#### YOUR OBJECTIVE:
Scan the following material for the string "asking" and copy each line in which it appears.
:: PROVIDED ENTRIES ::
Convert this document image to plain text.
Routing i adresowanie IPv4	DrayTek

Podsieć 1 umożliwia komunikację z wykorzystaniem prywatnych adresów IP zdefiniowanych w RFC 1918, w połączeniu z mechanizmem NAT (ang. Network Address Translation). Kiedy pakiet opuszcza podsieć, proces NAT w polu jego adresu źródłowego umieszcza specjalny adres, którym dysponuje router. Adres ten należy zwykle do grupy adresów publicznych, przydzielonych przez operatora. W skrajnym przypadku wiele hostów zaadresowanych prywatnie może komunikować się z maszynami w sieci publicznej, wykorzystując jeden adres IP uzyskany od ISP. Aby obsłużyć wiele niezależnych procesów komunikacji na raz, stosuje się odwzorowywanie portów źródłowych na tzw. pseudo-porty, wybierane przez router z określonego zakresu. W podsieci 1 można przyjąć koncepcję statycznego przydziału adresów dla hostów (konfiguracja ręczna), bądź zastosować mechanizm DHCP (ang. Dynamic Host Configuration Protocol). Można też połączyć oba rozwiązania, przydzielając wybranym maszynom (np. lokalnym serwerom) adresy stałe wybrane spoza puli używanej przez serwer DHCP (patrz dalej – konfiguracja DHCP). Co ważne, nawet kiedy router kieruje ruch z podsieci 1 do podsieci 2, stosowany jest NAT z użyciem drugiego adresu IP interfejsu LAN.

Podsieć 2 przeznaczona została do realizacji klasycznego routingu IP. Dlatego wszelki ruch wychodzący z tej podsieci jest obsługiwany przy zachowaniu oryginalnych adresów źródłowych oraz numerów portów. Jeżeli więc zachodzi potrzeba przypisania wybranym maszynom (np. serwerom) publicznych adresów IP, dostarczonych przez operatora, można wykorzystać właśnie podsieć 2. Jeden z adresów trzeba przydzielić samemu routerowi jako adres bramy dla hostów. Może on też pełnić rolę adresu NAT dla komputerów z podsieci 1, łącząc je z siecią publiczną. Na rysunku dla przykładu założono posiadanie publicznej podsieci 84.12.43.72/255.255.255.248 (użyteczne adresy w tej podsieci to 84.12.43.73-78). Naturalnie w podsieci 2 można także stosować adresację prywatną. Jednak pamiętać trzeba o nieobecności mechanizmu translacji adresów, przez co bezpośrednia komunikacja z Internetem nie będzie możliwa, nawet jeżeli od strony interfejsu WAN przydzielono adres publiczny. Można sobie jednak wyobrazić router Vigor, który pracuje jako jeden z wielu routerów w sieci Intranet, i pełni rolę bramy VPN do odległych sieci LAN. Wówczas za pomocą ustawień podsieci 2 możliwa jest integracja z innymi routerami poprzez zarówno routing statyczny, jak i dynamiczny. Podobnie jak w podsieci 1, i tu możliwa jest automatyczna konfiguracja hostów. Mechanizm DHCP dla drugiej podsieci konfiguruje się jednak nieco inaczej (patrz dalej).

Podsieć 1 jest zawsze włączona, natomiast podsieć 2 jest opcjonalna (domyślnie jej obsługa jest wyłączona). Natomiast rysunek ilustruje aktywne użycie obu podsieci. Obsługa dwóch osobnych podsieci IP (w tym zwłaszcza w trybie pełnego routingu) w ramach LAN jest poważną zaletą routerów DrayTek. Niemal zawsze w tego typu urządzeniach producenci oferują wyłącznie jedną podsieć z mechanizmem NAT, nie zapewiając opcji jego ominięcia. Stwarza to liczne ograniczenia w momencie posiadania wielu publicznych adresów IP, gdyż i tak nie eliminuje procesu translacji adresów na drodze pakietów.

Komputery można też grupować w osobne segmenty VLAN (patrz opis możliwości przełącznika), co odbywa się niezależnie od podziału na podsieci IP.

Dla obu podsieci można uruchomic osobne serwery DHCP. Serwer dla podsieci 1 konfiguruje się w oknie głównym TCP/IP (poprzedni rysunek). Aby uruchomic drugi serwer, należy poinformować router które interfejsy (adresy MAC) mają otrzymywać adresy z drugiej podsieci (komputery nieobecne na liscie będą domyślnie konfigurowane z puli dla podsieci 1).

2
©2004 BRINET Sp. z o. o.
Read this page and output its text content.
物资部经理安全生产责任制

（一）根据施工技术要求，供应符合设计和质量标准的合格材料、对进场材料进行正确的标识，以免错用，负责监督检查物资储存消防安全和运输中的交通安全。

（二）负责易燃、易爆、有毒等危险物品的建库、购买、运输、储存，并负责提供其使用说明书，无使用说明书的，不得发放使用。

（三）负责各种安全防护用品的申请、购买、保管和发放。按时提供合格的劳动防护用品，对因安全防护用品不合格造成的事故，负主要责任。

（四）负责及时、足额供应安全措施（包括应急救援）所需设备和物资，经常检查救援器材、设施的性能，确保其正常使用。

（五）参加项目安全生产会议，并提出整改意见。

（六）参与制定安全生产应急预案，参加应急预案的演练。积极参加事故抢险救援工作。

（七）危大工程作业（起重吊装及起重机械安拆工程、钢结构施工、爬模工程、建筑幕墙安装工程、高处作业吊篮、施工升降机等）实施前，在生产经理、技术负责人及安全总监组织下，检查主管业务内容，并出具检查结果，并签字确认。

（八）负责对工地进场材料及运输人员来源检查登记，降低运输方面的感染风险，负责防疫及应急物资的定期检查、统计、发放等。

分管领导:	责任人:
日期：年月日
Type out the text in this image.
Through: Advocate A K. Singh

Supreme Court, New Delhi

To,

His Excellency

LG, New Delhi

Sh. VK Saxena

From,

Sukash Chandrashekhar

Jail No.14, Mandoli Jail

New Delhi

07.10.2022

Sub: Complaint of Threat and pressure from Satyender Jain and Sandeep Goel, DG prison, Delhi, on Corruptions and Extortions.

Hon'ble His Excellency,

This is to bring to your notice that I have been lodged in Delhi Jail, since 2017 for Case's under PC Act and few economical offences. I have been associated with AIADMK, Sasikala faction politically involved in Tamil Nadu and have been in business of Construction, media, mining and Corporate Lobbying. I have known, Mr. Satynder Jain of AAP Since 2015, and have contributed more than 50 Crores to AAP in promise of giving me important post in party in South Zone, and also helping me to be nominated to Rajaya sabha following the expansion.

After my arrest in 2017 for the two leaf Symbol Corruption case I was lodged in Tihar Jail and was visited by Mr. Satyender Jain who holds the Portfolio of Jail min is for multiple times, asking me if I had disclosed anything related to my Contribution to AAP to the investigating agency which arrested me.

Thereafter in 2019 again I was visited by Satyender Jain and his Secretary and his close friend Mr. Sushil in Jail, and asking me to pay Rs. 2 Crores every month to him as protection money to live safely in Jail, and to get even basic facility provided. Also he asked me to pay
:::
#### RESULT OF THE EXERCISE:
After my arrest in 2017 for the two leaf Symbol Corruption case I was lodged in Tihar Jail and was visited by Mr. Satyender Jain who holds the Portfolio of Jail min is for multiple times, asking me if I had disclosed anything related to my Contribution to AAP to the investigating agency which arrested me.
Thereafter in 2019 again I was visited by Satyender Jain and his Secretary and his close friend Mr. Sushil in Jail, and asking me to pay Rs. 2 Crores every month to him as protection money to live safely in Jail, and to get even basic facility provided. Also he asked me to pay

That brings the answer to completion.